▸ The data:

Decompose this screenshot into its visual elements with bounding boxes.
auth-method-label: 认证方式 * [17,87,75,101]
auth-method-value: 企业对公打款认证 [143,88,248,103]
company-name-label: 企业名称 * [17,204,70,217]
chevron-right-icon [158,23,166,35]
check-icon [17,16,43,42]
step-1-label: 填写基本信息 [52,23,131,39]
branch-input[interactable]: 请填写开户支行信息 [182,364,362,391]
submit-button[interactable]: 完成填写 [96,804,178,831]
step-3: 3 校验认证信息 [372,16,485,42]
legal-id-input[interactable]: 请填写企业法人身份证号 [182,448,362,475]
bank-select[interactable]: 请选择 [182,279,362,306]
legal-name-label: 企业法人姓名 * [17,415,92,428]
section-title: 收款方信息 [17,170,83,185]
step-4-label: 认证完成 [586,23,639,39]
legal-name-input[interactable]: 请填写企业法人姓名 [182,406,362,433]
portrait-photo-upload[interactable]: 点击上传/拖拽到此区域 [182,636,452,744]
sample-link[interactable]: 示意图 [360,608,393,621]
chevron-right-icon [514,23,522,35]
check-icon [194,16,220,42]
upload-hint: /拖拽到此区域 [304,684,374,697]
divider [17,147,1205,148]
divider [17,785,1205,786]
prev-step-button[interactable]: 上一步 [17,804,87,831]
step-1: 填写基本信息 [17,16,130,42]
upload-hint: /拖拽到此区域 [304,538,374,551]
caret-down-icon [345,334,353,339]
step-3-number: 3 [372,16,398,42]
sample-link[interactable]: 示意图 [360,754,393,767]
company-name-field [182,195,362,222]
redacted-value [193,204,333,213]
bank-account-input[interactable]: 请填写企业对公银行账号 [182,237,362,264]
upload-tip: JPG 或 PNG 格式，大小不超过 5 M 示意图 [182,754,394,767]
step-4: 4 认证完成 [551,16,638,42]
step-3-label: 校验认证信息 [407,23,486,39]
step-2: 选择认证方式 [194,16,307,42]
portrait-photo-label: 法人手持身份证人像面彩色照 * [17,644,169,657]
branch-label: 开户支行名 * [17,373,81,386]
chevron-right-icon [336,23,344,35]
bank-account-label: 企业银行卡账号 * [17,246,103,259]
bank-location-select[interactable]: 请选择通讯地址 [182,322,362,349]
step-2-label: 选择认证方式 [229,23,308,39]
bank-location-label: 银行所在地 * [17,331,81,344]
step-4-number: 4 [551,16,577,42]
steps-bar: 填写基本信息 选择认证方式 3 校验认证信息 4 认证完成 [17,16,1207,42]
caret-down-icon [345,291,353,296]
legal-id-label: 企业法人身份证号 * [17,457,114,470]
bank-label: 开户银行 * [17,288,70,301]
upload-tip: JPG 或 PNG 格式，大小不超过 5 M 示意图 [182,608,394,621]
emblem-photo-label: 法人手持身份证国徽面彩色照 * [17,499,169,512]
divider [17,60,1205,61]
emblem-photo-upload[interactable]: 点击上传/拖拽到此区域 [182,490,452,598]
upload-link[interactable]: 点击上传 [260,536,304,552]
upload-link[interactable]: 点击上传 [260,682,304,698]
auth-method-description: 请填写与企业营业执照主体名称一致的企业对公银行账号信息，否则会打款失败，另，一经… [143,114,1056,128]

▸ Directions: Pull out every line of the records that contains the word "name" and list those lines.

▸ Full output:
company-name-label: 企业名称 * [17,204,70,217]
legal-name-label: 企业法人姓名 * [17,415,92,428]
legal-name-input[interactable]: 请填写企业法人姓名 [182,406,362,433]
company-name-field [182,195,362,222]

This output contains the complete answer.